#### [REQUIREMENTS]
Answer these questions from the forum thread below about using LINQ in PowerShell.
(a) Who were most of the people who first picked up PowerShell?
(b) What is the name of the cmdlet proposed for invoking a LINQ expression from the pipeline?
(c) What kind of method does PowerShell not yet support?

#### [SOURCE EXTRACT]
Has this died? Where do we stand on this?
There isn't many people using LINQ, because PowerShell is still a growing language. Most of the people who picked up PowerShell in the first place where administrators, and their needs for LINQ is quite limited. If we want more types of users to use PowerShell as their daily driver (DataScience, Reporting, BigData), we should introduce more ways for us to interact with the data in a user friendly way. If not cooked in, at least as a robust module.
The question is, how can we simplify the process of invoking a LINQ expression though PowerShell?
Can we do something like this:
Get-Process | Invoke-LINQExpression -Command 'from p in items select p).GroupBy(g =>g.name)'
Simply parse the string into a PowerShell invokable LINQ expression?
IMO, we should keep the LINQ syntax unchanged so users who are already familiar with the language, can simply port over their expressions to powershell.
I realize this might be to 'simple', but simply exposing a simpler way to invoking LINQ expression from the pipeline, would help novice users, like myself, have an easier time accessing some of these faster speeds for these scenarios.
Or even having as a method:
$Process.LINQ('from p in items select p).GroupBy(g =>g.name)')
There's no need to do so. LINQ methods should be able to be mapped to script blocks fairly directly; I believe the main issue there is that some of them are generically-typed methods, which PowerShell doesn't yet support.
Existing methods that require delegates or similar can _already_ be used in PowerShell, via script blocks:
using namespace System.Collections.Generic
[List[string]] $Collection = 1..50
$Collection.RemoveAll(
{
param($x)
$x -gt 10
}
)
$Collection # outputs numbers 1 through 10
I think the main issue is designing adapters to work with the different types of inline functions that are available from the C# methods, and potentially also upgrading the parser to recognise and properly invoke generic methods, as many LINQ methods are generic.

#### [DATA LISTING]

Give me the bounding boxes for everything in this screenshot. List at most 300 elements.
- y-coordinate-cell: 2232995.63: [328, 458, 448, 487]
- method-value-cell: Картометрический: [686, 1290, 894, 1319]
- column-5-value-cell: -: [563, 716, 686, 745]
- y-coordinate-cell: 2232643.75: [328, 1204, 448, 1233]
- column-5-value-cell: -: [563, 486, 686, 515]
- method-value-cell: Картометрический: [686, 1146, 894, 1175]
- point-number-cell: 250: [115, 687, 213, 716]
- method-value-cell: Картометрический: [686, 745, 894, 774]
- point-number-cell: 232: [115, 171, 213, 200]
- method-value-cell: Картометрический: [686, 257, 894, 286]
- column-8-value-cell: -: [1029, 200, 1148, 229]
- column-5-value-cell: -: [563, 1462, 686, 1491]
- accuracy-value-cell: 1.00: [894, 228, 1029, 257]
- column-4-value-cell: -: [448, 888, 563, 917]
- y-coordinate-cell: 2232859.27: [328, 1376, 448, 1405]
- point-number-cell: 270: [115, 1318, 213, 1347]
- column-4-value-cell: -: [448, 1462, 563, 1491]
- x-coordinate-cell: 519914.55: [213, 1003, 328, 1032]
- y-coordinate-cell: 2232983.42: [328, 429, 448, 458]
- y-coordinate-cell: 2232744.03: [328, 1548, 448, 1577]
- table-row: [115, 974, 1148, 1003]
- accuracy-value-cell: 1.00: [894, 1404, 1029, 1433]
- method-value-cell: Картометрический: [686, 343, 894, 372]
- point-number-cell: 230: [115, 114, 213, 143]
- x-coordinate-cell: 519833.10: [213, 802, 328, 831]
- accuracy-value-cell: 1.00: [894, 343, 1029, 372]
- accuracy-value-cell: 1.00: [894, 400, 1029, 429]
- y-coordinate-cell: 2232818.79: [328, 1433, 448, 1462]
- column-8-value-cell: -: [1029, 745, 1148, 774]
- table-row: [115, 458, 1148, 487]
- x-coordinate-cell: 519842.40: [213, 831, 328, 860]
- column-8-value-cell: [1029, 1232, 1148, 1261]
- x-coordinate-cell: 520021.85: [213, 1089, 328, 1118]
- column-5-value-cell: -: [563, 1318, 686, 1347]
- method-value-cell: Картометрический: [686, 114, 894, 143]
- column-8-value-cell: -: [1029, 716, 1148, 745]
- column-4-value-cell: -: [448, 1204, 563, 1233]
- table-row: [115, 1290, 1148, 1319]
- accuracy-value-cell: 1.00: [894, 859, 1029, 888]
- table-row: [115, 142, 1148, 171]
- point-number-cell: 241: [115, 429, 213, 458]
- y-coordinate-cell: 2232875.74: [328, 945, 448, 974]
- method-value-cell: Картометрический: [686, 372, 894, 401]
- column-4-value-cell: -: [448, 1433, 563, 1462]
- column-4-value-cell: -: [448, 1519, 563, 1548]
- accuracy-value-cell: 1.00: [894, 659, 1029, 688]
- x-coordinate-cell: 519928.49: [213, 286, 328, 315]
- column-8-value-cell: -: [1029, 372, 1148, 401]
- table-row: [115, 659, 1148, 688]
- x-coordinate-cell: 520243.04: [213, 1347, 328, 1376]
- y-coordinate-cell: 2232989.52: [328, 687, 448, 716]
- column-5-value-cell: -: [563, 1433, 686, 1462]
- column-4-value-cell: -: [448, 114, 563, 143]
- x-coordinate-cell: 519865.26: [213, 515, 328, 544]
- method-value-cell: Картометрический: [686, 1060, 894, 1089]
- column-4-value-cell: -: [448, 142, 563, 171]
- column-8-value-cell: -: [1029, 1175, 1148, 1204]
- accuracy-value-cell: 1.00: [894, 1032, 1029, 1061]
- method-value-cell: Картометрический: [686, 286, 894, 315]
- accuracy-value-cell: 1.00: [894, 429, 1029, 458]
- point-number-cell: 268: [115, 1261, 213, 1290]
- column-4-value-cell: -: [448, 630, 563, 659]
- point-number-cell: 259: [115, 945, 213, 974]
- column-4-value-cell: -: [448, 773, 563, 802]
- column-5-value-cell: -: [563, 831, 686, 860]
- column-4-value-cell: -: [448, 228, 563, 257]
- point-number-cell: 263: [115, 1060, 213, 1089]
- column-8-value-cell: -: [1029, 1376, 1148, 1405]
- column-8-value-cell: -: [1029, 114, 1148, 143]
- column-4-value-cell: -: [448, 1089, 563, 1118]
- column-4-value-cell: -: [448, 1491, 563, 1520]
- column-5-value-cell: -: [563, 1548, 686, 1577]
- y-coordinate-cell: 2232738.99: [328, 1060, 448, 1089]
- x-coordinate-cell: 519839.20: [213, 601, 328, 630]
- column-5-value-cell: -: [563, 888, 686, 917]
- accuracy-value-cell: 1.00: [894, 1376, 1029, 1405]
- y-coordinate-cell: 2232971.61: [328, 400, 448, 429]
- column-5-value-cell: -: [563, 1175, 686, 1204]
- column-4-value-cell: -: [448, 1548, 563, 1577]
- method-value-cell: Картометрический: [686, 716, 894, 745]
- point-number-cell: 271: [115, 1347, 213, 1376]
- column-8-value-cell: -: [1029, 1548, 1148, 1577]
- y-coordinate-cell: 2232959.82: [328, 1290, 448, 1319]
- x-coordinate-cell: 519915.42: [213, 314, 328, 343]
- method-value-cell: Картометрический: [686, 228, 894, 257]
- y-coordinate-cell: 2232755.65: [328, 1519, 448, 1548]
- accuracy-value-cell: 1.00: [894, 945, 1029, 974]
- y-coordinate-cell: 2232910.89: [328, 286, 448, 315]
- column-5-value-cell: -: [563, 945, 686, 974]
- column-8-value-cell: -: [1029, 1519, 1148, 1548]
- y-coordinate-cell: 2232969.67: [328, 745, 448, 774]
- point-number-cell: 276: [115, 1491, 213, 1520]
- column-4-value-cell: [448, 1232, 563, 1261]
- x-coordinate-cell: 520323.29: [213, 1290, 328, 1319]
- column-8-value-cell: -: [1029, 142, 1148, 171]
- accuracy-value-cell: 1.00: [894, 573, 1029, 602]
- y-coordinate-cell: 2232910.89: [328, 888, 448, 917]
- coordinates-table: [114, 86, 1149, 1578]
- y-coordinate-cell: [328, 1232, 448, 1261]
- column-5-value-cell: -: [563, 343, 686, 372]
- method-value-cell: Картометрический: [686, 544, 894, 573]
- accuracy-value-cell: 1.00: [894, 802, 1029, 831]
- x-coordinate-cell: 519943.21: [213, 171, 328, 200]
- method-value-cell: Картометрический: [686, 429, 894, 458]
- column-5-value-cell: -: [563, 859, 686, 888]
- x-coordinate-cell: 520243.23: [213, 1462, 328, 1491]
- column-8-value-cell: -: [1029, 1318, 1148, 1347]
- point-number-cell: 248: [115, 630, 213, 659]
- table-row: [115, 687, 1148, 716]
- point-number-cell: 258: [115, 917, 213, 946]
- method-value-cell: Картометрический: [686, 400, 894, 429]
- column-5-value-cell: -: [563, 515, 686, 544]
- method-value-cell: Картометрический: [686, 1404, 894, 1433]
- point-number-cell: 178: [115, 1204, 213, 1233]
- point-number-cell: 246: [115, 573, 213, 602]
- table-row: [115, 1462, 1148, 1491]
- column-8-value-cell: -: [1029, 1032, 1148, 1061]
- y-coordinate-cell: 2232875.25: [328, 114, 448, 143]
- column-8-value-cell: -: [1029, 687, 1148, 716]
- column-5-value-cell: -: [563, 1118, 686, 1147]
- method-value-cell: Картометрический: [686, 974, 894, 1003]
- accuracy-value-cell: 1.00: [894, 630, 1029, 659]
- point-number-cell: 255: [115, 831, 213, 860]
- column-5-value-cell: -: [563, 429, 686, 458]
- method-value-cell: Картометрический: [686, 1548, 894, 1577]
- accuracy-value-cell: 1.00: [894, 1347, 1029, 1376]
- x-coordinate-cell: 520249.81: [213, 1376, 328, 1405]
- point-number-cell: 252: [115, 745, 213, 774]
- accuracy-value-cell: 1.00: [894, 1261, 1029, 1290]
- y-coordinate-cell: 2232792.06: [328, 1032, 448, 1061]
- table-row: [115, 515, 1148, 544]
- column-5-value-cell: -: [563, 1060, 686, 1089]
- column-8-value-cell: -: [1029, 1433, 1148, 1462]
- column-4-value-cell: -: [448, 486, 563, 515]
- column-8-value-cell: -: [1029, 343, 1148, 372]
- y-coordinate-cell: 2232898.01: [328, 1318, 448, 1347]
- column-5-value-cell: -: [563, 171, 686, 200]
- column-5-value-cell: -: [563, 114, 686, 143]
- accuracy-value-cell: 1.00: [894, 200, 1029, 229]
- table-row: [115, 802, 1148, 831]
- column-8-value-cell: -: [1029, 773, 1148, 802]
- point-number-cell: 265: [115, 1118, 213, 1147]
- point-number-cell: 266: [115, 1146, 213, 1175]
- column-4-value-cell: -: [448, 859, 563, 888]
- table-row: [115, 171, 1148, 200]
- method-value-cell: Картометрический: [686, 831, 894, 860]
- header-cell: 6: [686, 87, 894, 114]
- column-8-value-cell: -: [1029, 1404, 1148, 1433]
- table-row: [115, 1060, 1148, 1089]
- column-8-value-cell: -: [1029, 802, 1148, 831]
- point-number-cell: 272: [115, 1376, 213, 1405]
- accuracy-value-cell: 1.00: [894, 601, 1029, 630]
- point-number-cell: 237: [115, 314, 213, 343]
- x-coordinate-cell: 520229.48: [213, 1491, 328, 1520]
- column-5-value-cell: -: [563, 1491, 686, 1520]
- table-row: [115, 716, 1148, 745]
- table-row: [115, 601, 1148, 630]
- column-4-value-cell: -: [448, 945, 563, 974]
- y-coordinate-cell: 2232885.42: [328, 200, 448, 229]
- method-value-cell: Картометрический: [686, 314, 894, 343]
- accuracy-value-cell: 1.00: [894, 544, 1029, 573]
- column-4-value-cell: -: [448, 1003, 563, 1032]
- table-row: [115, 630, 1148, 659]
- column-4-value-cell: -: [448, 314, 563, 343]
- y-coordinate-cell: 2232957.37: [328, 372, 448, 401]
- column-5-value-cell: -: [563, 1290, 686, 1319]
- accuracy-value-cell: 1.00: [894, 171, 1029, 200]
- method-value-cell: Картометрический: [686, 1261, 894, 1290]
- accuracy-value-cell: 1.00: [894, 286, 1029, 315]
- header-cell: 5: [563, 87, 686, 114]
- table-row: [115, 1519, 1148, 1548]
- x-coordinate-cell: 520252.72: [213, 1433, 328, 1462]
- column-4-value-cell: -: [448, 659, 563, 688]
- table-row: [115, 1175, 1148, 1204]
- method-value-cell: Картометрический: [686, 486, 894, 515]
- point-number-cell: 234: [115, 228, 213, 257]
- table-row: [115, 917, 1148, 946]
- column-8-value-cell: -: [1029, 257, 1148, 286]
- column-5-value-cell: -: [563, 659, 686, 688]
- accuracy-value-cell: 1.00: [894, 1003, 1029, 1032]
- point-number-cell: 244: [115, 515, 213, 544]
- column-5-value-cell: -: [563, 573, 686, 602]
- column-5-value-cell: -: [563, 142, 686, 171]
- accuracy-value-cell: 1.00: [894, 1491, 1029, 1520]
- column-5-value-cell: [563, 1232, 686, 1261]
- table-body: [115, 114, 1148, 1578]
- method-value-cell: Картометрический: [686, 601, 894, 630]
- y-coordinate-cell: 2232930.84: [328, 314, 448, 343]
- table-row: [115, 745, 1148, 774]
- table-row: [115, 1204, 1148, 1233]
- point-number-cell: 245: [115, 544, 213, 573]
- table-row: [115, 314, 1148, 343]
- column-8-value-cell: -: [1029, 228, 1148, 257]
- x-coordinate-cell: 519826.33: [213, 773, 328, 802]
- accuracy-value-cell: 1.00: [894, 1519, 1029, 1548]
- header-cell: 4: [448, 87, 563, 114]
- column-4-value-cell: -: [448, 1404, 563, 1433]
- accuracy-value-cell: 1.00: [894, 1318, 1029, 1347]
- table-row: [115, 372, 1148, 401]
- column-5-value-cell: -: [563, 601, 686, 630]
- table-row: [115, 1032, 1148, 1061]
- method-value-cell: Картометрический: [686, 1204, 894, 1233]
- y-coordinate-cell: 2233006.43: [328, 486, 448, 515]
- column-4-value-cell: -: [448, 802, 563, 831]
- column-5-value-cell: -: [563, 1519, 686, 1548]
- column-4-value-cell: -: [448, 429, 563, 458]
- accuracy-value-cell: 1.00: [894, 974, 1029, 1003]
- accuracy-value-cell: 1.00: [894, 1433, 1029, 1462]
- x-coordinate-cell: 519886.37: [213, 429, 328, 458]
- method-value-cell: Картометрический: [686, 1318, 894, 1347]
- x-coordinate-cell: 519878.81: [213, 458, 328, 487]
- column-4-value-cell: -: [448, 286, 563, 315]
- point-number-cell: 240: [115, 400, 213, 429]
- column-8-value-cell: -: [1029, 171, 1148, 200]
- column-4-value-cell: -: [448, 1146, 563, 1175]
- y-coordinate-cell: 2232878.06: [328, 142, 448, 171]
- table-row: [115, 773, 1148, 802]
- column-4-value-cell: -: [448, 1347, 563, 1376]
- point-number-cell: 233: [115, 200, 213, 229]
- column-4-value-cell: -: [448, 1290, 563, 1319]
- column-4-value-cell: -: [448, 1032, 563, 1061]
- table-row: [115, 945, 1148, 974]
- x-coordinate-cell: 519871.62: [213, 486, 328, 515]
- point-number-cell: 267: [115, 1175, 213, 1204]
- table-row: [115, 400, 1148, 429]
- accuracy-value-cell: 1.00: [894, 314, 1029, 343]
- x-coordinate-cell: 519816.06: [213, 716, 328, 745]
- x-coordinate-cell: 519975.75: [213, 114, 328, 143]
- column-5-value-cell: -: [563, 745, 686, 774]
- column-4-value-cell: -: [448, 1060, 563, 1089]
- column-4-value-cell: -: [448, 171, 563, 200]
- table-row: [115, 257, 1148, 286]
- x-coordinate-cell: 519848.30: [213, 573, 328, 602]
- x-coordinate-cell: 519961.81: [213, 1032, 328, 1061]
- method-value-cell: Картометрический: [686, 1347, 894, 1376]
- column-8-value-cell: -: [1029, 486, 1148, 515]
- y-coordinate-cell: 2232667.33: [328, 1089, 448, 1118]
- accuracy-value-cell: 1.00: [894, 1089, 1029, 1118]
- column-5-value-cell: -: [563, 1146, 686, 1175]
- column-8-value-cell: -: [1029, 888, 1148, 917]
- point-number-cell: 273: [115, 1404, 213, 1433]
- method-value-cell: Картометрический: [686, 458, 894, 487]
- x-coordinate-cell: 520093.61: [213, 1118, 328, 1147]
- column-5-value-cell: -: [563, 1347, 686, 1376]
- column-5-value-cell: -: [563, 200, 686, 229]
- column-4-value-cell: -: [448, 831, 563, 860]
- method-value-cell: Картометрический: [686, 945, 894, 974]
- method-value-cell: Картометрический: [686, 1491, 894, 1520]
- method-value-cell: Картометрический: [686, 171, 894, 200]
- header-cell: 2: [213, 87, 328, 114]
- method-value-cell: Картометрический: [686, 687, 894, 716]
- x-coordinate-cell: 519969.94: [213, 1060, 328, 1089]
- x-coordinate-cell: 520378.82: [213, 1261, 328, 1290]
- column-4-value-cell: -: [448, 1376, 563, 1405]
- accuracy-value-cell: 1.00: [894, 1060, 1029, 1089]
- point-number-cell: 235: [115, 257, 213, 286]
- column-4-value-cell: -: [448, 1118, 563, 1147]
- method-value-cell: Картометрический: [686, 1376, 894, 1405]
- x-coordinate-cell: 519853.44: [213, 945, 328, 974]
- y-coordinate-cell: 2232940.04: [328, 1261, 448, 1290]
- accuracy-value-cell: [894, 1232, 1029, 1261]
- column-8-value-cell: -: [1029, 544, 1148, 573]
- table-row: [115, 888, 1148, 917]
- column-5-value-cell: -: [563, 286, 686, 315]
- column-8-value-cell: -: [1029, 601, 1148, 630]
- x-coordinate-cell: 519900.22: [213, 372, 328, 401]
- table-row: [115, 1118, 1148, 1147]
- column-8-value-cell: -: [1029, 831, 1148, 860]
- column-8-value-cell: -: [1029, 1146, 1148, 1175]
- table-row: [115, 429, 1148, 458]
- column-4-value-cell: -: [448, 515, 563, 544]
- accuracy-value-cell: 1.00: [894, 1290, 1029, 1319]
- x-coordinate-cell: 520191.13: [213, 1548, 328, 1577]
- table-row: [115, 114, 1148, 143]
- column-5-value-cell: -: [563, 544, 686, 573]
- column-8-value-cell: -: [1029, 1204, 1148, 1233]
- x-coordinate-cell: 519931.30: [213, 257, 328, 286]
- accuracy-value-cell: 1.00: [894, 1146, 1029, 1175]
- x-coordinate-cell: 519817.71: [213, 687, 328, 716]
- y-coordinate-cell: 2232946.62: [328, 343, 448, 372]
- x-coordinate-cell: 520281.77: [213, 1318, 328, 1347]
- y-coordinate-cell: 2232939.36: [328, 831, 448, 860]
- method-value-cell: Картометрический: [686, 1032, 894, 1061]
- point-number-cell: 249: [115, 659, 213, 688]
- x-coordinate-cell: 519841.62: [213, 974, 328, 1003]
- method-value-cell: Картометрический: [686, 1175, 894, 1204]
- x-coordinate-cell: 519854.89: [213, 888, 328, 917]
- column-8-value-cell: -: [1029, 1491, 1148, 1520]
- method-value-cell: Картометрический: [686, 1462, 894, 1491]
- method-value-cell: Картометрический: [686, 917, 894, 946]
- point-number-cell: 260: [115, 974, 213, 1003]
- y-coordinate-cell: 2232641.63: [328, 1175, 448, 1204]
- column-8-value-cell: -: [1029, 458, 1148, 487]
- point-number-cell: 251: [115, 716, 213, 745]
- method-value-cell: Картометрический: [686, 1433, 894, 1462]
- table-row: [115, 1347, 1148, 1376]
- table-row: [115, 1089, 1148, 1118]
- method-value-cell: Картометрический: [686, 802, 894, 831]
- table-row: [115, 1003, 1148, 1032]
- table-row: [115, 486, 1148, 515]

#### [FULL ANSWER]
(a) Administrators.
(b) Invoke-LINQExpression.
(c) Generically-typed methods.